╔══
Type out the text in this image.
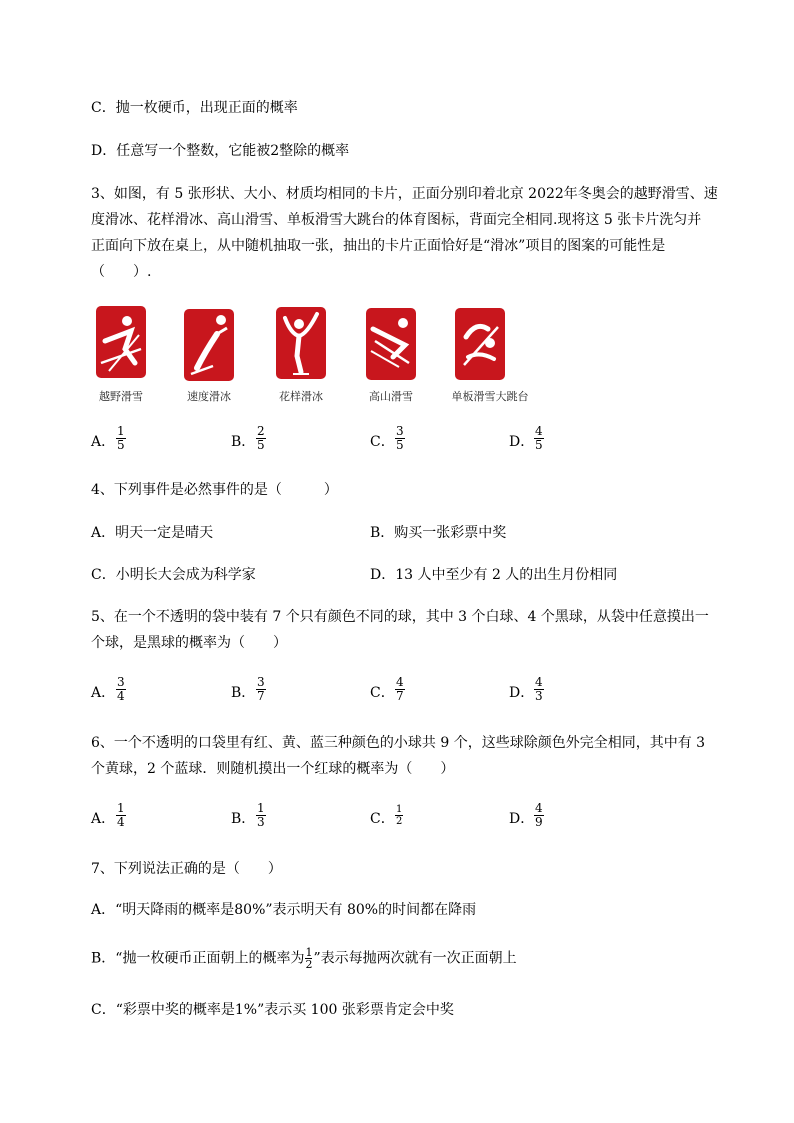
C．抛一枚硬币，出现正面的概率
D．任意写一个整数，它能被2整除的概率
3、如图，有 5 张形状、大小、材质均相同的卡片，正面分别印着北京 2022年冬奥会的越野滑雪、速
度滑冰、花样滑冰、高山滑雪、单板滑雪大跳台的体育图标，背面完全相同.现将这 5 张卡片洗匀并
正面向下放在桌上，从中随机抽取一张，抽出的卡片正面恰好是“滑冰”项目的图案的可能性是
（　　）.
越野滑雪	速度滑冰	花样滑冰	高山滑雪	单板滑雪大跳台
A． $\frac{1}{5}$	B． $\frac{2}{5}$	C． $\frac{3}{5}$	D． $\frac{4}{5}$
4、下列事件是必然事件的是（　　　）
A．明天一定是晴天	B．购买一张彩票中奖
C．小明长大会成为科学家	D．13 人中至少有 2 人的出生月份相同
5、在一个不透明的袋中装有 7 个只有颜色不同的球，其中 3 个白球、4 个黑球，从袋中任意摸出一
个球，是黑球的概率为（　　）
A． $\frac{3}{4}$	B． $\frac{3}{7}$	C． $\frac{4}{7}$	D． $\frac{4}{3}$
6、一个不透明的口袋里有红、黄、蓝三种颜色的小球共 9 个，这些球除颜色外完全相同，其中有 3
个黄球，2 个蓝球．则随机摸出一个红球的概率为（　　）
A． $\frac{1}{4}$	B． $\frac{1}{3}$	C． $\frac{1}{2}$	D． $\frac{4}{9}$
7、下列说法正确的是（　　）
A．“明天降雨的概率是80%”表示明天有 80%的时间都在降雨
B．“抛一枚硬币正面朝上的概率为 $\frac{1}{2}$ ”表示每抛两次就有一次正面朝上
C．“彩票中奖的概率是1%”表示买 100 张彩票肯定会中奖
╚══
╔══
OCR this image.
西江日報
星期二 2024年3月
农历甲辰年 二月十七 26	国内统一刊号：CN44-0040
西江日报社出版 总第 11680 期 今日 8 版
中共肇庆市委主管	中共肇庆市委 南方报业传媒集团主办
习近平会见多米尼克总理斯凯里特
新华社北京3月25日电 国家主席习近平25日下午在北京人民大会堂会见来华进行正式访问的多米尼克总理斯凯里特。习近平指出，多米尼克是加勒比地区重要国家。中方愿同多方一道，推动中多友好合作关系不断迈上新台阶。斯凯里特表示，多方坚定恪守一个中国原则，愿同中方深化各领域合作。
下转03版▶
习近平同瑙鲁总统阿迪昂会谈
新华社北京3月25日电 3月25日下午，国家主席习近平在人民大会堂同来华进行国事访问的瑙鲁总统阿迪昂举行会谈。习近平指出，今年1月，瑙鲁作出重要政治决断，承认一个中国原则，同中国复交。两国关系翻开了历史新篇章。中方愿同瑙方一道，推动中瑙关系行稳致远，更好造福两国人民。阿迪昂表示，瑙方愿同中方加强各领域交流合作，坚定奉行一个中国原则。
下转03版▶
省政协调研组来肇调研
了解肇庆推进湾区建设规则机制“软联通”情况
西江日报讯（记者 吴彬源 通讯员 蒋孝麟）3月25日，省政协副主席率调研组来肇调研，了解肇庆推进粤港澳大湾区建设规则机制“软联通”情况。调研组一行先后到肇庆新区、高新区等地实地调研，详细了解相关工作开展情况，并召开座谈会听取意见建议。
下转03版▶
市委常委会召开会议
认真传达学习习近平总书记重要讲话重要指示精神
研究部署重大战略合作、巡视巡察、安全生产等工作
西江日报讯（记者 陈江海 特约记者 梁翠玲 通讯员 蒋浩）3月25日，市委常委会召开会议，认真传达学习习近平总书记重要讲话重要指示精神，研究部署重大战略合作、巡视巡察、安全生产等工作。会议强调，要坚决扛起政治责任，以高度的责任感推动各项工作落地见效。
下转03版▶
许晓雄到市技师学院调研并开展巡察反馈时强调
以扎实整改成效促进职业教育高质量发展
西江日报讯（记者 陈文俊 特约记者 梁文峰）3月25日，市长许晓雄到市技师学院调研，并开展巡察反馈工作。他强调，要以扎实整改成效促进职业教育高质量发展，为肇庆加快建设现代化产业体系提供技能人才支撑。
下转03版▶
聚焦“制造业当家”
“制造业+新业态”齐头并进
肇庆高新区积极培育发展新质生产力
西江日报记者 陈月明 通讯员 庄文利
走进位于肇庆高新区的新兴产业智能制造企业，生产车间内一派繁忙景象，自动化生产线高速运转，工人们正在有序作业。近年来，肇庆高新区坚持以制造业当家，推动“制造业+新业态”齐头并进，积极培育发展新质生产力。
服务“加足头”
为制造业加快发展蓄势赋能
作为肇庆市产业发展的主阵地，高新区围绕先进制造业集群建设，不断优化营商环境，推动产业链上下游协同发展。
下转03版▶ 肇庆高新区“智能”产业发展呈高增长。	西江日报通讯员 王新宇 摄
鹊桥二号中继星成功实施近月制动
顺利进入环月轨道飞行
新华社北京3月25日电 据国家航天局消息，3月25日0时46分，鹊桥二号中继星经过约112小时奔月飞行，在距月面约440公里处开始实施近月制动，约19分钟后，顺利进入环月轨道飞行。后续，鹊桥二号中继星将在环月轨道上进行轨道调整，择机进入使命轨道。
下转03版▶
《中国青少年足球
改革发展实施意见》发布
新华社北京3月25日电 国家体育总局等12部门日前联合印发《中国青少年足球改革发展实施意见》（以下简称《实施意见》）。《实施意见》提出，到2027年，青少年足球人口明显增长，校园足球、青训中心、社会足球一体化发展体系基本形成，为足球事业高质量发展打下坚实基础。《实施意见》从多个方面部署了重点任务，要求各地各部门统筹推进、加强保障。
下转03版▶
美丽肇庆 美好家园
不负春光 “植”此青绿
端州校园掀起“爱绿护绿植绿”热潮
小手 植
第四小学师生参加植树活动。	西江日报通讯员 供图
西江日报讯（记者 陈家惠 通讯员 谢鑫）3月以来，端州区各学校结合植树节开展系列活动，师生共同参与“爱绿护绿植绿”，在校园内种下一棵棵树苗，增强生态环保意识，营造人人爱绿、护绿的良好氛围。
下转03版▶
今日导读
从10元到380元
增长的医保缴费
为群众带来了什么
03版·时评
╚══
→ Exercise prompt
Gather each line from the entries above that includes the word "花样滑冰".

→ The reply
度滑冰、花样滑冰、高山滑雪、单板滑雪大跳台的体育图标，背面完全相同.现将这 5 张卡片洗匀并
越野滑雪	速度滑冰	花样滑冰	高山滑雪	单板滑雪大跳台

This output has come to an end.